§ **CHALLENGE**
Below are entries; tally how many lines hold the string "Body" and answer with only that figure.

Dataset records:

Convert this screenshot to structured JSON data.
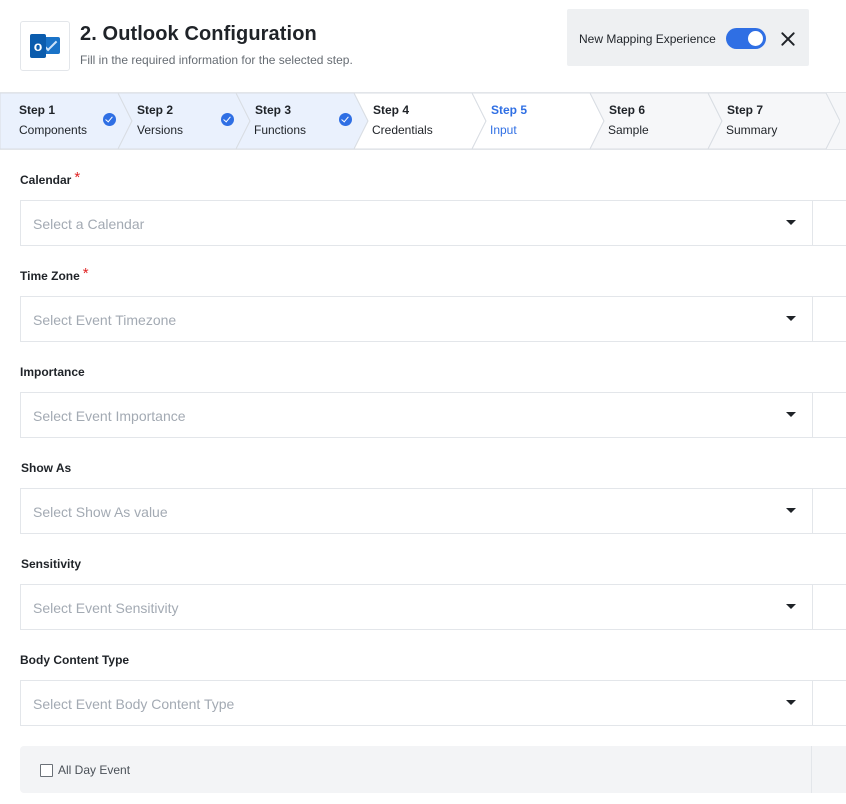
{
  "header": {
    "title": "2. Outlook Configuration",
    "subtitle": "Fill in the required information for the selected step.",
    "app_icon": "outlook-icon",
    "mapping_label": "New Mapping Experience",
    "mapping_enabled": true,
    "accent_color": "#2f6fe4"
  },
  "steps": [
    {
      "num": "Step 1",
      "label": "Components",
      "completed": true
    },
    {
      "num": "Step 2",
      "label": "Versions",
      "completed": true
    },
    {
      "num": "Step 3",
      "label": "Functions",
      "completed": true
    },
    {
      "num": "Step 4",
      "label": "Credentials",
      "completed": false
    },
    {
      "num": "Step 5",
      "label": "Input",
      "completed": false,
      "active": true
    },
    {
      "num": "Step 6",
      "label": "Sample",
      "completed": false
    },
    {
      "num": "Step 7",
      "label": "Summary",
      "completed": false
    }
  ],
  "fields": [
    {
      "label": "Calendar",
      "required": true,
      "placeholder": "Select a Calendar"
    },
    {
      "label": "Time Zone",
      "required": true,
      "placeholder": "Select Event Timezone"
    },
    {
      "label": "Importance",
      "required": false,
      "placeholder": "Select Event Importance"
    },
    {
      "label": "Show As",
      "required": false,
      "placeholder": "Select Show As value"
    },
    {
      "label": "Sensitivity",
      "required": false,
      "placeholder": "Select Event Sensitivity"
    },
    {
      "label": "Body Content Type",
      "required": false,
      "placeholder": "Select Event Body Content Type"
    }
  ],
  "all_day": {
    "label": "All Day Event",
    "checked": false
  },
  "required_marker": "*"
}
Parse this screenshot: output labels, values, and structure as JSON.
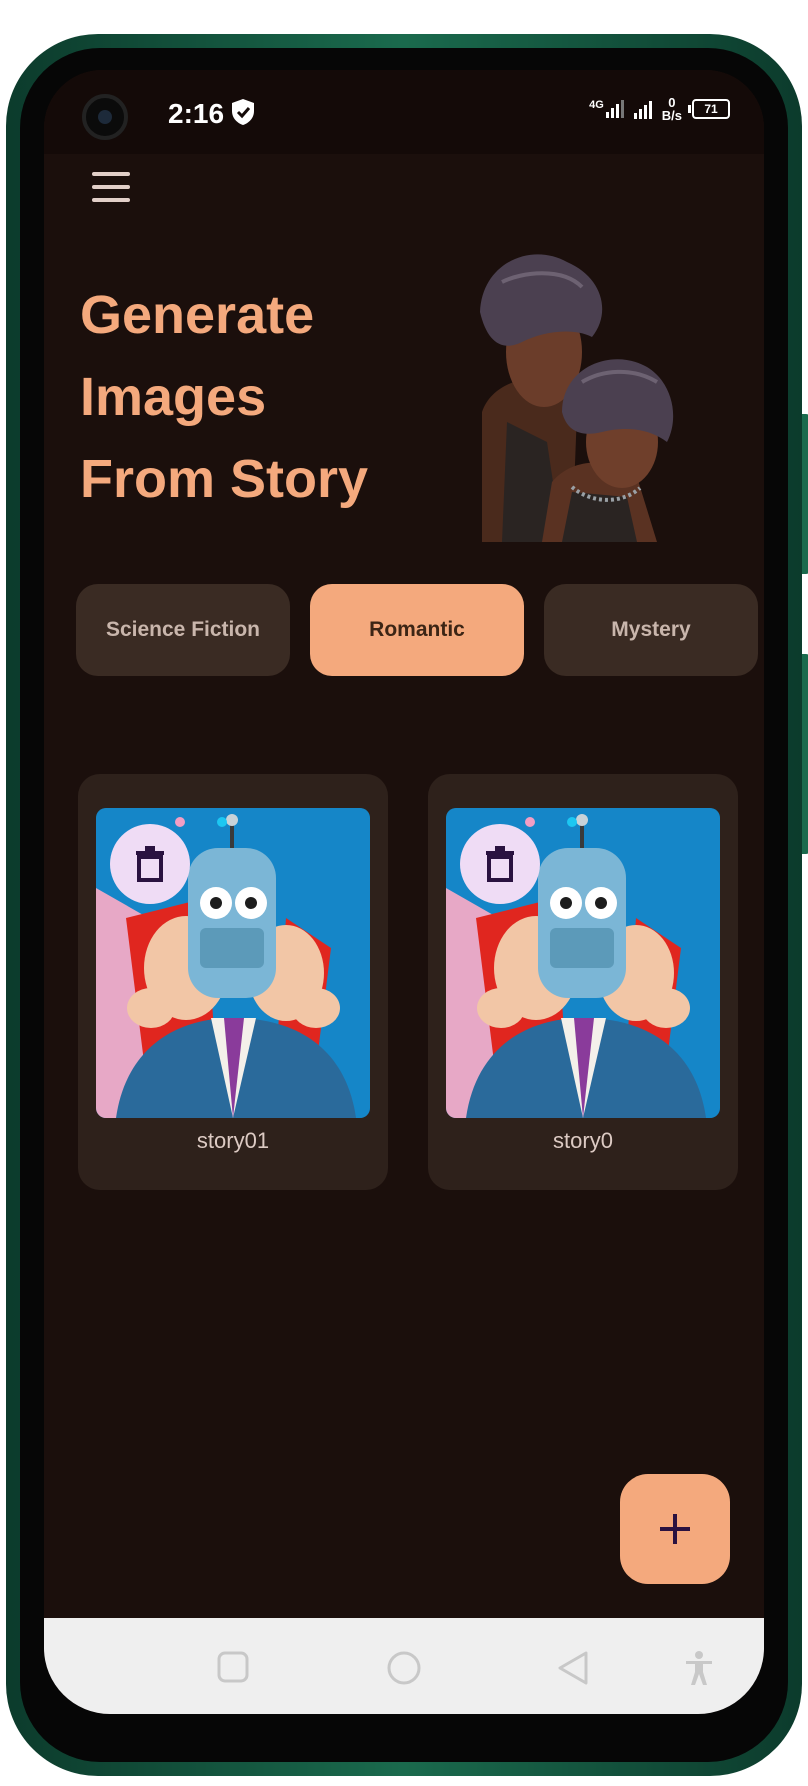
{
  "status_bar": {
    "time": "2:16",
    "network_label": "4G",
    "data_speed_value": "0",
    "data_speed_unit": "B/s",
    "battery": "71"
  },
  "hero": {
    "title_line1": "Generate",
    "title_line2": "Images",
    "title_line3": "From Story"
  },
  "categories": [
    {
      "label": "Science Fiction",
      "selected": false
    },
    {
      "label": "Romantic",
      "selected": true
    },
    {
      "label": "Mystery",
      "selected": false
    }
  ],
  "stories": [
    {
      "title": "story01"
    },
    {
      "title": "story0"
    }
  ],
  "icons": {
    "menu": "hamburger-menu-icon",
    "delete": "trash-icon",
    "add": "plus-icon",
    "nav_recents": "square-icon",
    "nav_home": "circle-icon",
    "nav_back": "triangle-back-icon",
    "nav_accessibility": "accessibility-icon"
  },
  "colors": {
    "background": "#1b0f0c",
    "accent": "#f4a97d",
    "chip_inactive": "#3a2b23",
    "card": "#2e211b",
    "delete_button": "#efdcf5"
  }
}
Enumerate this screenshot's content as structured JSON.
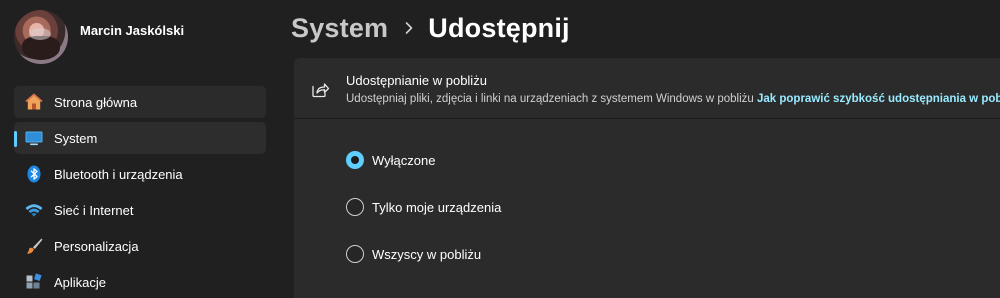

§ **EXERCISE OUTPUT**
2